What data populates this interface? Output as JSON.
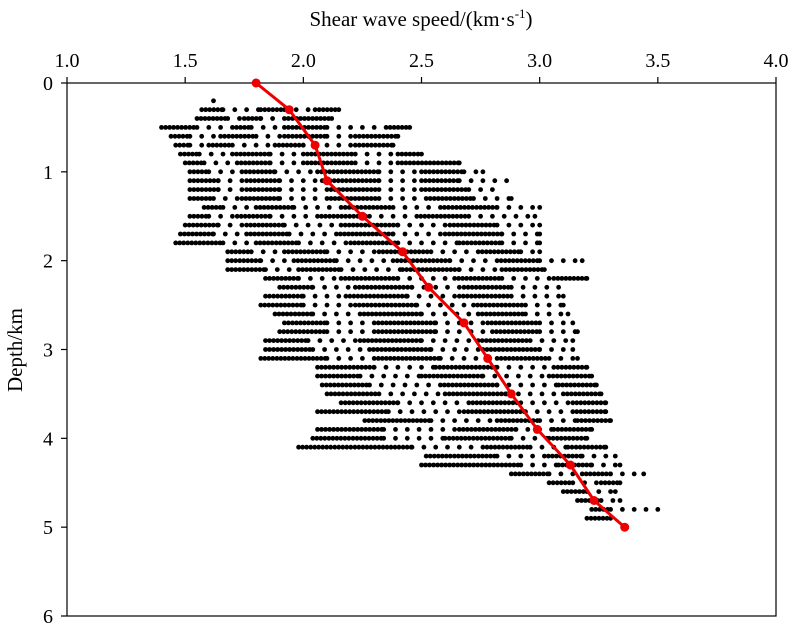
{
  "chart_data": {
    "type": "scatter",
    "title": "",
    "xlabel": "Shear wave speed/(km·s",
    "xlabel_sup": "-1",
    "xlabel_close": ")",
    "ylabel": "Depth/km",
    "xlim": [
      1.0,
      4.0
    ],
    "ylim": [
      0,
      6
    ],
    "y_inverted": true,
    "x_axis_position": "top",
    "x_ticks": [
      1.0,
      1.5,
      2.0,
      2.5,
      3.0,
      3.5,
      4.0
    ],
    "x_tick_labels": [
      "1.0",
      "1.5",
      "2.0",
      "2.5",
      "3.0",
      "3.5",
      "4.0"
    ],
    "y_ticks": [
      0,
      1,
      2,
      3,
      4,
      5,
      6
    ],
    "y_tick_labels": [
      "0",
      "1",
      "2",
      "3",
      "4",
      "5",
      "6"
    ],
    "grid": false,
    "series": [
      {
        "name": "scatter-measurements",
        "kind": "scatter",
        "color": "#000000",
        "rows": [
          {
            "depth": 0.2,
            "x": [
              1.62
            ]
          },
          {
            "depth": 0.3,
            "x": [
              1.57,
              1.66,
              1.82,
              1.92,
              2.05,
              2.15
            ]
          },
          {
            "depth": 0.4,
            "x": [
              1.55,
              1.68,
              1.75,
              1.82,
              1.92,
              2.12
            ]
          },
          {
            "depth": 0.5,
            "x": [
              1.4,
              1.55,
              1.7,
              1.78,
              1.92,
              2.1,
              2.35,
              2.45
            ]
          },
          {
            "depth": 0.6,
            "x": [
              1.44,
              1.52,
              1.65,
              1.8,
              1.92,
              2.1,
              2.22,
              2.4
            ]
          },
          {
            "depth": 0.7,
            "x": [
              1.46,
              1.52,
              1.6,
              1.7,
              1.88,
              2.0,
              2.22,
              2.38
            ]
          },
          {
            "depth": 0.8,
            "x": [
              1.48,
              1.56,
              1.7,
              1.86,
              2.0,
              2.22,
              2.4,
              2.5
            ]
          },
          {
            "depth": 0.9,
            "x": [
              1.5,
              1.58,
              1.72,
              1.86,
              2.0,
              2.22,
              2.4,
              2.66
            ]
          },
          {
            "depth": 1.0,
            "x": [
              1.52,
              1.6,
              1.74,
              1.88,
              2.06,
              2.32,
              2.5,
              2.68,
              2.76
            ]
          },
          {
            "depth": 1.1,
            "x": [
              1.52,
              1.64,
              1.76,
              1.9,
              2.08,
              2.32,
              2.5,
              2.66,
              2.86
            ]
          },
          {
            "depth": 1.2,
            "x": [
              1.52,
              1.64,
              1.76,
              1.9,
              2.1,
              2.32,
              2.5,
              2.7,
              2.8
            ]
          },
          {
            "depth": 1.3,
            "x": [
              1.52,
              1.62,
              1.74,
              1.9,
              2.1,
              2.32,
              2.52,
              2.72,
              2.88
            ]
          },
          {
            "depth": 1.4,
            "x": [
              1.58,
              1.66,
              1.8,
              1.96,
              2.16,
              2.38,
              2.58,
              2.82,
              3.0
            ]
          },
          {
            "depth": 1.5,
            "x": [
              1.52,
              1.6,
              1.72,
              1.86,
              2.06,
              2.28,
              2.48,
              2.7,
              2.98
            ]
          },
          {
            "depth": 1.6,
            "x": [
              1.5,
              1.64,
              1.76,
              1.92,
              2.16,
              2.4,
              2.62,
              2.82,
              3.0
            ]
          },
          {
            "depth": 1.7,
            "x": [
              1.48,
              1.62,
              1.76,
              1.94,
              2.14,
              2.38,
              2.6,
              2.84,
              3.0
            ]
          },
          {
            "depth": 1.8,
            "x": [
              1.46,
              1.66,
              1.8,
              1.98,
              2.2,
              2.4,
              2.66,
              2.84,
              3.0
            ]
          },
          {
            "depth": 1.9,
            "x": [
              1.68,
              1.78,
              1.92,
              2.1,
              2.32,
              2.54,
              2.74,
              2.92,
              3.0
            ]
          },
          {
            "depth": 2.0,
            "x": [
              1.68,
              1.82,
              1.96,
              2.14,
              2.38,
              2.62,
              2.82,
              3.0,
              3.18
            ]
          },
          {
            "depth": 2.1,
            "x": [
              1.68,
              1.84,
              1.98,
              2.16,
              2.42,
              2.66,
              2.84,
              3.02
            ]
          },
          {
            "depth": 2.2,
            "x": [
              1.84,
              1.98,
              2.16,
              2.4,
              2.64,
              2.84,
              3.06,
              3.2
            ]
          },
          {
            "depth": 2.3,
            "x": [
              1.9,
              2.04,
              2.22,
              2.46,
              2.68,
              2.88,
              3.08
            ]
          },
          {
            "depth": 2.4,
            "x": [
              1.84,
              2.0,
              2.18,
              2.44,
              2.66,
              2.88,
              3.1
            ]
          },
          {
            "depth": 2.5,
            "x": [
              1.82,
              2.0,
              2.22,
              2.48,
              2.72,
              2.94,
              3.1
            ]
          },
          {
            "depth": 2.6,
            "x": [
              1.88,
              2.04,
              2.24,
              2.5,
              2.74,
              2.94,
              3.12
            ]
          },
          {
            "depth": 2.7,
            "x": [
              1.92,
              2.1,
              2.3,
              2.56,
              2.78,
              3.0,
              3.14
            ]
          },
          {
            "depth": 2.8,
            "x": [
              1.9,
              2.1,
              2.3,
              2.56,
              2.8,
              3.0,
              3.16
            ]
          },
          {
            "depth": 2.9,
            "x": [
              1.84,
              2.02,
              2.24,
              2.5,
              2.74,
              2.96,
              3.14
            ]
          },
          {
            "depth": 3.0,
            "x": [
              1.84,
              2.04,
              2.28,
              2.54,
              2.76,
              3.0,
              3.14
            ]
          },
          {
            "depth": 3.1,
            "x": [
              1.82,
              2.1,
              2.3,
              2.58,
              2.82,
              3.04,
              3.16
            ]
          },
          {
            "depth": 3.2,
            "x": [
              2.06,
              2.3,
              2.56,
              2.82,
              3.06,
              3.2
            ]
          },
          {
            "depth": 3.3,
            "x": [
              2.06,
              2.24,
              2.5,
              2.76,
              3.04,
              3.22
            ]
          },
          {
            "depth": 3.4,
            "x": [
              2.08,
              2.28,
              2.58,
              2.82,
              3.08,
              3.24
            ]
          },
          {
            "depth": 3.5,
            "x": [
              2.1,
              2.32,
              2.6,
              2.86,
              3.1,
              3.26
            ]
          },
          {
            "depth": 3.6,
            "x": [
              2.16,
              2.4,
              2.7,
              2.92,
              3.14,
              3.28
            ]
          },
          {
            "depth": 3.7,
            "x": [
              2.06,
              2.36,
              2.68,
              2.94,
              3.14,
              3.28
            ]
          },
          {
            "depth": 3.8,
            "x": [
              2.26,
              2.54,
              2.82,
              3.0,
              3.16,
              3.3
            ]
          },
          {
            "depth": 3.9,
            "x": [
              2.06,
              2.34,
              2.66,
              2.9,
              3.06,
              3.22
            ]
          },
          {
            "depth": 4.0,
            "x": [
              2.04,
              2.34,
              2.6,
              2.88,
              3.04,
              3.2
            ]
          },
          {
            "depth": 4.1,
            "x": [
              1.98,
              2.46,
              2.76,
              2.96,
              3.12,
              3.28
            ]
          },
          {
            "depth": 4.2,
            "x": [
              2.52,
              2.82,
              3.02,
              3.18,
              3.32
            ]
          },
          {
            "depth": 4.3,
            "x": [
              2.5,
              2.92,
              3.08,
              3.22,
              3.34
            ]
          },
          {
            "depth": 4.4,
            "x": [
              2.88,
              3.04,
              3.18,
              3.3,
              3.44
            ]
          },
          {
            "depth": 4.5,
            "x": [
              3.04,
              3.14,
              3.26,
              3.34
            ]
          },
          {
            "depth": 4.6,
            "x": [
              3.1,
              3.2,
              3.32
            ]
          },
          {
            "depth": 4.7,
            "x": [
              3.16,
              3.26,
              3.34
            ]
          },
          {
            "depth": 4.8,
            "x": [
              3.22,
              3.3,
              3.5
            ]
          },
          {
            "depth": 4.9,
            "x": [
              3.2,
              3.3
            ]
          }
        ]
      },
      {
        "name": "mean-profile",
        "kind": "line",
        "color": "#ee0000",
        "points": [
          {
            "x": 1.8,
            "y": 0.0
          },
          {
            "x": 1.94,
            "y": 0.3
          },
          {
            "x": 2.05,
            "y": 0.7
          },
          {
            "x": 2.1,
            "y": 1.1
          },
          {
            "x": 2.25,
            "y": 1.5
          },
          {
            "x": 2.42,
            "y": 1.9
          },
          {
            "x": 2.53,
            "y": 2.3
          },
          {
            "x": 2.68,
            "y": 2.7
          },
          {
            "x": 2.78,
            "y": 3.1
          },
          {
            "x": 2.88,
            "y": 3.5
          },
          {
            "x": 2.99,
            "y": 3.9
          },
          {
            "x": 3.13,
            "y": 4.3
          },
          {
            "x": 3.23,
            "y": 4.7
          },
          {
            "x": 3.36,
            "y": 5.0
          }
        ]
      }
    ]
  }
}
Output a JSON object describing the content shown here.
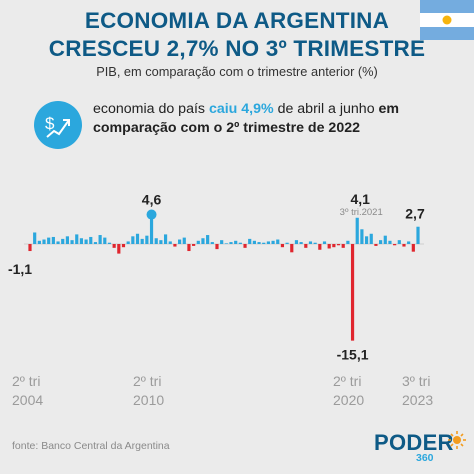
{
  "header": {
    "title_line1": "ECONOMIA DA ARGENTINA",
    "title_line2": "CRESCEU 2,7% NO 3º TRIMESTRE",
    "subtitle": "PIB, em comparação com o trimestre anterior (%)"
  },
  "note": {
    "icon": "dollar-growth-icon",
    "text_before": "economia do país ",
    "highlight": "caiu 4,9%",
    "text_middle": " de abril a junho ",
    "bold_tail": "em comparação com o 2º trimestre de 2022"
  },
  "colors": {
    "positive": "#2ba7dd",
    "negative": "#e0262e",
    "title": "#0e5a86"
  },
  "chart_data": {
    "type": "bar",
    "x_start": "2º tri 2004",
    "x_end": "3º tri 2023",
    "ylabel": "",
    "ylim": [
      -16,
      5
    ],
    "values": [
      -1.1,
      1.8,
      0.5,
      0.7,
      1.0,
      1.1,
      0.4,
      0.8,
      1.2,
      0.6,
      1.5,
      0.9,
      0.7,
      1.1,
      0.3,
      1.4,
      1.0,
      0.2,
      -0.6,
      -1.5,
      -0.5,
      0.4,
      1.2,
      1.6,
      0.8,
      1.3,
      4.6,
      0.9,
      0.6,
      1.5,
      0.4,
      -0.4,
      0.7,
      1.0,
      -1.1,
      -0.3,
      0.5,
      0.9,
      1.4,
      0.3,
      -0.8,
      0.6,
      0.1,
      0.3,
      0.5,
      0.2,
      -0.6,
      0.8,
      0.5,
      0.3,
      0.2,
      0.4,
      0.5,
      0.7,
      -0.5,
      0.2,
      -1.3,
      0.6,
      0.3,
      -0.6,
      0.4,
      0.2,
      -0.9,
      0.4,
      -0.7,
      -0.5,
      -0.2,
      -0.6,
      0.5,
      -15.1,
      4.1,
      2.3,
      1.2,
      1.6,
      -0.3,
      0.6,
      1.3,
      0.5,
      -0.2,
      0.6,
      -0.4,
      0.4,
      -1.2,
      2.7
    ],
    "annotations": [
      {
        "index": 0,
        "label": "-1,1"
      },
      {
        "index": 26,
        "label": "4,6"
      },
      {
        "index": 69,
        "label": "-15,1"
      },
      {
        "index": 70,
        "label": "4,1",
        "sublabel": "3º tri.2021"
      },
      {
        "index": 83,
        "label": "2,7"
      }
    ],
    "x_labels": [
      {
        "line1": "2º tri",
        "line2": "2004"
      },
      {
        "line1": "2º tri",
        "line2": "2010"
      },
      {
        "line1": "2º tri",
        "line2": "2020"
      },
      {
        "line1": "3º tri",
        "line2": "2023"
      }
    ]
  },
  "footer": {
    "source": "fonte: Banco Central da Argentina",
    "logo_word": "PODER",
    "logo_num": "360"
  }
}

*Set problem:* Say how many lines in the entries contain the string "name", and say nothing else.

*Written answer:* 2